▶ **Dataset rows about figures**

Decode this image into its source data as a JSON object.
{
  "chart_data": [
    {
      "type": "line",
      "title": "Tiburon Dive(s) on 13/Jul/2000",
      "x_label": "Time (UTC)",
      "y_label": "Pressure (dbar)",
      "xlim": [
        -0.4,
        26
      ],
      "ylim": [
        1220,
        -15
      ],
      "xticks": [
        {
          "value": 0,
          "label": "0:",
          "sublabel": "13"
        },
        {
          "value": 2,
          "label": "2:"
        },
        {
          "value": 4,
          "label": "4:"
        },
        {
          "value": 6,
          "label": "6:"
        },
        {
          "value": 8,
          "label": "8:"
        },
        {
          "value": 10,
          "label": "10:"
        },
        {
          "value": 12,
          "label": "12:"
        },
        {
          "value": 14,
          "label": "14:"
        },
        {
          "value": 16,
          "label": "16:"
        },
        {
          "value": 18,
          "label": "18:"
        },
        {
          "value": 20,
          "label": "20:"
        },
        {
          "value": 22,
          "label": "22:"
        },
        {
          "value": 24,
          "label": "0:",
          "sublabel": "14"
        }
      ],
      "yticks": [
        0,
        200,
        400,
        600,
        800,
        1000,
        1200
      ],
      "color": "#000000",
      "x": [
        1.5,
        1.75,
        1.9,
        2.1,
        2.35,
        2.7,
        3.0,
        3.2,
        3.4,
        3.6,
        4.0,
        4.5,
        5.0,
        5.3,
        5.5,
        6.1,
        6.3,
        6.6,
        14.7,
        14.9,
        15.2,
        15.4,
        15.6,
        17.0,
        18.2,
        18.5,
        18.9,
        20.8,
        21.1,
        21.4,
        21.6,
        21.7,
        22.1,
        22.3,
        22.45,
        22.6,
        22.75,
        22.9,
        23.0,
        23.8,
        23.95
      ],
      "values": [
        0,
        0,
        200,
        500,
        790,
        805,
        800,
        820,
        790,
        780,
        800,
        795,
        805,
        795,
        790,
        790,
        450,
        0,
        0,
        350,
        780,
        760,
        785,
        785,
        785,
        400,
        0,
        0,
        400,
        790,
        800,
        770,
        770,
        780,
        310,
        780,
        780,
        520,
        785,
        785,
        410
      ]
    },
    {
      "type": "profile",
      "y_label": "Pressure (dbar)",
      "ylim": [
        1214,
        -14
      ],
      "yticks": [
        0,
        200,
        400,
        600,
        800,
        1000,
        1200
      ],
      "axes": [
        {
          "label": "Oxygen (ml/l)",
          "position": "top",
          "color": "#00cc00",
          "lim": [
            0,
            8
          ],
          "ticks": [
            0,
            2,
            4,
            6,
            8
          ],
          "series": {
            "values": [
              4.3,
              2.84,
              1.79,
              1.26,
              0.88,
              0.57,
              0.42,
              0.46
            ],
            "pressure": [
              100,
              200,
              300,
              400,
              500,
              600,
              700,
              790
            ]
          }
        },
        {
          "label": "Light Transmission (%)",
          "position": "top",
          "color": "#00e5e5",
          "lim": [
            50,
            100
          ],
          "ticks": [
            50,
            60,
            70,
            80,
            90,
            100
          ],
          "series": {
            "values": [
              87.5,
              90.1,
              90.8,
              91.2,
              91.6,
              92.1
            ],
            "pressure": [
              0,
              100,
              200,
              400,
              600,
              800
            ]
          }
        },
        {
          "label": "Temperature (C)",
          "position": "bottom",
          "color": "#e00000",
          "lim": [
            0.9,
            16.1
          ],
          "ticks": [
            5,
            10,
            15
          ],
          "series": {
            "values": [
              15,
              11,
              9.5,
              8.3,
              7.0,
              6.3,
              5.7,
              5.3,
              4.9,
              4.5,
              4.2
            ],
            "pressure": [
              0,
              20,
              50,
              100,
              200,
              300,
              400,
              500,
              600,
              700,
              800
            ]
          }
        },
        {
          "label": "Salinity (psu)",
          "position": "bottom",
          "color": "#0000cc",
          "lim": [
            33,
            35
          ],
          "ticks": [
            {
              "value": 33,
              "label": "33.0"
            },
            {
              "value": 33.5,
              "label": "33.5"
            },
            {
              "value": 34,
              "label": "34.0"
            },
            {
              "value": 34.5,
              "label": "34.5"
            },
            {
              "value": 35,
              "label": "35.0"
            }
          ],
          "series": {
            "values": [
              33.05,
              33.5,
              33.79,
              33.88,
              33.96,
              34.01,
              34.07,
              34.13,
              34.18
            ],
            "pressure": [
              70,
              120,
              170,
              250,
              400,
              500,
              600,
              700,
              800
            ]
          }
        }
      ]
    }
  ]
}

▶ **EXERCISE INSTRUCTIONS**
Go through the listing above and restate it word for word.

▶ **WORKED SOLUTION**
Decode this image into its source data as a JSON object.
{
  "chart_data": [
    {
      "type": "line",
      "title": "Tiburon Dive(s) on 13/Jul/2000",
      "x_label": "Time (UTC)",
      "y_label": "Pressure (dbar)",
      "xlim": [
        -0.4,
        26
      ],
      "ylim": [
        1220,
        -15
      ],
      "xticks": [
        {
          "value": 0,
          "label": "0:",
          "sublabel": "13"
        },
        {
          "value": 2,
          "label": "2:"
        },
        {
          "value": 4,
          "label": "4:"
        },
        {
          "value": 6,
          "label": "6:"
        },
        {
          "value": 8,
          "label": "8:"
        },
        {
          "value": 10,
          "label": "10:"
        },
        {
          "value": 12,
          "label": "12:"
        },
        {
          "value": 14,
          "label": "14:"
        },
        {
          "value": 16,
          "label": "16:"
        },
        {
          "value": 18,
          "label": "18:"
        },
        {
          "value": 20,
          "label": "20:"
        },
        {
          "value": 22,
          "label": "22:"
        },
        {
          "value": 24,
          "label": "0:",
          "sublabel": "14"
        }
      ],
      "yticks": [
        0,
        200,
        400,
        600,
        800,
        1000,
        1200
      ],
      "color": "#000000",
      "x": [
        1.5,
        1.75,
        1.9,
        2.1,
        2.35,
        2.7,
        3.0,
        3.2,
        3.4,
        3.6,
        4.0,
        4.5,
        5.0,
        5.3,
        5.5,
        6.1,
        6.3,
        6.6,
        14.7,
        14.9,
        15.2,
        15.4,
        15.6,
        17.0,
        18.2,
        18.5,
        18.9,
        20.8,
        21.1,
        21.4,
        21.6,
        21.7,
        22.1,
        22.3,
        22.45,
        22.6,
        22.75,
        22.9,
        23.0,
        23.8,
        23.95
      ],
      "values": [
        0,
        0,
        200,
        500,
        790,
        805,
        800,
        820,
        790,
        780,
        800,
        795,
        805,
        795,
        790,
        790,
        450,
        0,
        0,
        350,
        780,
        760,
        785,
        785,
        785,
        400,
        0,
        0,
        400,
        790,
        800,
        770,
        770,
        780,
        310,
        780,
        780,
        520,
        785,
        785,
        410
      ]
    },
    {
      "type": "profile",
      "y_label": "Pressure (dbar)",
      "ylim": [
        1214,
        -14
      ],
      "yticks": [
        0,
        200,
        400,
        600,
        800,
        1000,
        1200
      ],
      "axes": [
        {
          "label": "Oxygen (ml/l)",
          "position": "top",
          "color": "#00cc00",
          "lim": [
            0,
            8
          ],
          "ticks": [
            0,
            2,
            4,
            6,
            8
          ],
          "series": {
            "values": [
              4.3,
              2.84,
              1.79,
              1.26,
              0.88,
              0.57,
              0.42,
              0.46
            ],
            "pressure": [
              100,
              200,
              300,
              400,
              500,
              600,
              700,
              790
            ]
          }
        },
        {
          "label": "Light Transmission (%)",
          "position": "top",
          "color": "#00e5e5",
          "lim": [
            50,
            100
          ],
          "ticks": [
            50,
            60,
            70,
            80,
            90,
            100
          ],
          "series": {
            "values": [
              87.5,
              90.1,
              90.8,
              91.2,
              91.6,
              92.1
            ],
            "pressure": [
              0,
              100,
              200,
              400,
              600,
              800
            ]
          }
        },
        {
          "label": "Temperature (C)",
          "position": "bottom",
          "color": "#e00000",
          "lim": [
            0.9,
            16.1
          ],
          "ticks": [
            5,
            10,
            15
          ],
          "series": {
            "values": [
              15,
              11,
              9.5,
              8.3,
              7.0,
              6.3,
              5.7,
              5.3,
              4.9,
              4.5,
              4.2
            ],
            "pressure": [
              0,
              20,
              50,
              100,
              200,
              300,
              400,
              500,
              600,
              700,
              800
            ]
          }
        },
        {
          "label": "Salinity (psu)",
          "position": "bottom",
          "color": "#0000cc",
          "lim": [
            33,
            35
          ],
          "ticks": [
            {
              "value": 33,
              "label": "33.0"
            },
            {
              "value": 33.5,
              "label": "33.5"
            },
            {
              "value": 34,
              "label": "34.0"
            },
            {
              "value": 34.5,
              "label": "34.5"
            },
            {
              "value": 35,
              "label": "35.0"
            }
          ],
          "series": {
            "values": [
              33.05,
              33.5,
              33.79,
              33.88,
              33.96,
              34.01,
              34.07,
              34.13,
              34.18
            ],
            "pressure": [
              70,
              120,
              170,
              250,
              400,
              500,
              600,
              700,
              800
            ]
          }
        }
      ]
    }
  ]
}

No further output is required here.